(Raw records)
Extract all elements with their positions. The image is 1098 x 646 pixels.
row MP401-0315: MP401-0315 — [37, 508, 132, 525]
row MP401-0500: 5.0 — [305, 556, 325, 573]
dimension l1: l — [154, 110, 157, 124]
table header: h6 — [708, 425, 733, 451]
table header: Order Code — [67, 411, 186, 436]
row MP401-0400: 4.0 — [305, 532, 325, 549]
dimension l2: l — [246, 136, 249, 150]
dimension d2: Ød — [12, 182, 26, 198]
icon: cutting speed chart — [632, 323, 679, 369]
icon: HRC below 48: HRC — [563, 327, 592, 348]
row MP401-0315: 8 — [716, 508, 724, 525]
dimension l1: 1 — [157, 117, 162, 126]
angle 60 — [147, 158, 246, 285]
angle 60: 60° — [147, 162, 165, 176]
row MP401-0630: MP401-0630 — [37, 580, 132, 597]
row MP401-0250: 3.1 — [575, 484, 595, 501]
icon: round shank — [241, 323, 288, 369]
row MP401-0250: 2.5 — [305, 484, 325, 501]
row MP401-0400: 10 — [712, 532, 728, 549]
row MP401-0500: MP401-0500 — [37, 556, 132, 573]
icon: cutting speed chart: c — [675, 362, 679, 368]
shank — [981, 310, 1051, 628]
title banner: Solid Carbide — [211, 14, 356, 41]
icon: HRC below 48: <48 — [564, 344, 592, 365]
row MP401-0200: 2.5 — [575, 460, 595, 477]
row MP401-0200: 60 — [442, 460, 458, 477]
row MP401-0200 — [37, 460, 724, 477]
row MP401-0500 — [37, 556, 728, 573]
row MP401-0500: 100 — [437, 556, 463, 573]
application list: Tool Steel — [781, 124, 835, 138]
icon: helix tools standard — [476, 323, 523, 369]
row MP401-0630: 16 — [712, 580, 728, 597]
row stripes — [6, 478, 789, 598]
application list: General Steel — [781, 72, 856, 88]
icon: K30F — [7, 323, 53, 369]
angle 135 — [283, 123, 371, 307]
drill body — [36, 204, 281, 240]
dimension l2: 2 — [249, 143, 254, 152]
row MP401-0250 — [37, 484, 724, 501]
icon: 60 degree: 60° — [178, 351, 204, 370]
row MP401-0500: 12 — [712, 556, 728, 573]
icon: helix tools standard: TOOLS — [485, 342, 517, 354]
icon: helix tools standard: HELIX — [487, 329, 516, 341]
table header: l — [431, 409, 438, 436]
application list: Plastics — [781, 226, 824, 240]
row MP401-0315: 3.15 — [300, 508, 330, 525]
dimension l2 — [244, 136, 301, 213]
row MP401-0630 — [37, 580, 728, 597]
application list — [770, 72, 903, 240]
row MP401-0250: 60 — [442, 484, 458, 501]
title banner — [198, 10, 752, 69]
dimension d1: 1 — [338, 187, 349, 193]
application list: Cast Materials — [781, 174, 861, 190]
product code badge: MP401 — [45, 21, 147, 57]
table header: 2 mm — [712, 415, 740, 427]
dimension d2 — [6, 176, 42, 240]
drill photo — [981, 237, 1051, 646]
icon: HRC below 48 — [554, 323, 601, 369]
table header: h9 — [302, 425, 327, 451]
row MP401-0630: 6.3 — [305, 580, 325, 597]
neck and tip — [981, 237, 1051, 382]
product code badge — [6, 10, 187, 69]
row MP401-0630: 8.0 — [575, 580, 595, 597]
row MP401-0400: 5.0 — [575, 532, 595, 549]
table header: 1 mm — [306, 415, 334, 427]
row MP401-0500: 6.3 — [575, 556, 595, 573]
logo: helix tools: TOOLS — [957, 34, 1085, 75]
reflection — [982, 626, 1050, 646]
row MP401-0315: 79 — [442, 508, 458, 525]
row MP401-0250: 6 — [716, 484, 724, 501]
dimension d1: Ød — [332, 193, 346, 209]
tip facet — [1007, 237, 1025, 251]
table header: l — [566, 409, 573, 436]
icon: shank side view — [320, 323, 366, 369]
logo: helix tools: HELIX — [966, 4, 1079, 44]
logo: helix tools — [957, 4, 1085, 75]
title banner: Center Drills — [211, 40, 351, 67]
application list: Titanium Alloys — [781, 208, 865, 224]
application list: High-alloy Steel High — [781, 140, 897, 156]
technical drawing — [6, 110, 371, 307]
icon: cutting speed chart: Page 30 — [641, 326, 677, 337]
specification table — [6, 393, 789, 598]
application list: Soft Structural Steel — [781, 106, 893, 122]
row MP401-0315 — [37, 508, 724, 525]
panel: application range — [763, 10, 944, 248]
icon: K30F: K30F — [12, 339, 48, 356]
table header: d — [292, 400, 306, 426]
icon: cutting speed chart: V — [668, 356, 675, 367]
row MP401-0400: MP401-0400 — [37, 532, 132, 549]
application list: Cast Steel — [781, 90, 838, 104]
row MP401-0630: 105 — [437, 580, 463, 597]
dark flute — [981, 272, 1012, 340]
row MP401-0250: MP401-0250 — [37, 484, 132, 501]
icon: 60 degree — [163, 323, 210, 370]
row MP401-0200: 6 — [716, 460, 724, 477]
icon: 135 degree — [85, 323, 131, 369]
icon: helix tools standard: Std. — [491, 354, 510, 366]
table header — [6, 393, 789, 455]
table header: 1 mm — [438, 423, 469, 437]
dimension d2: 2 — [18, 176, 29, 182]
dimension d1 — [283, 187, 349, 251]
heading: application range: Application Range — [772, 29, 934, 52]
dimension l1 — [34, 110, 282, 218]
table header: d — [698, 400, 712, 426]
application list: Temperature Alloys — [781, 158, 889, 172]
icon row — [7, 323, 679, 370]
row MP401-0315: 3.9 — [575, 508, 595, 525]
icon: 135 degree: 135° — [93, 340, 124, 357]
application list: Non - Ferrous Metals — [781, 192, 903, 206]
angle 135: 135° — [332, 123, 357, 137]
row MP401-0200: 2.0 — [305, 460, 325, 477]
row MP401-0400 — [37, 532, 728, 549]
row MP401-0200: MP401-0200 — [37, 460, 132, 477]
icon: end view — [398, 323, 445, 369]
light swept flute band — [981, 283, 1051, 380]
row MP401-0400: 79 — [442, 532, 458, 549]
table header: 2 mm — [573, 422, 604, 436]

» **Objective**: Filter the records above down to the lines that contain the word "Steel", and copy each of those lines.

» **Task result**:
application list: Tool Steel — [781, 124, 835, 138]
application list: General Steel — [781, 72, 856, 88]
application list: High-alloy Steel High — [781, 140, 897, 156]
application list: Soft Structural Steel — [781, 106, 893, 122]
application list: Cast Steel — [781, 90, 838, 104]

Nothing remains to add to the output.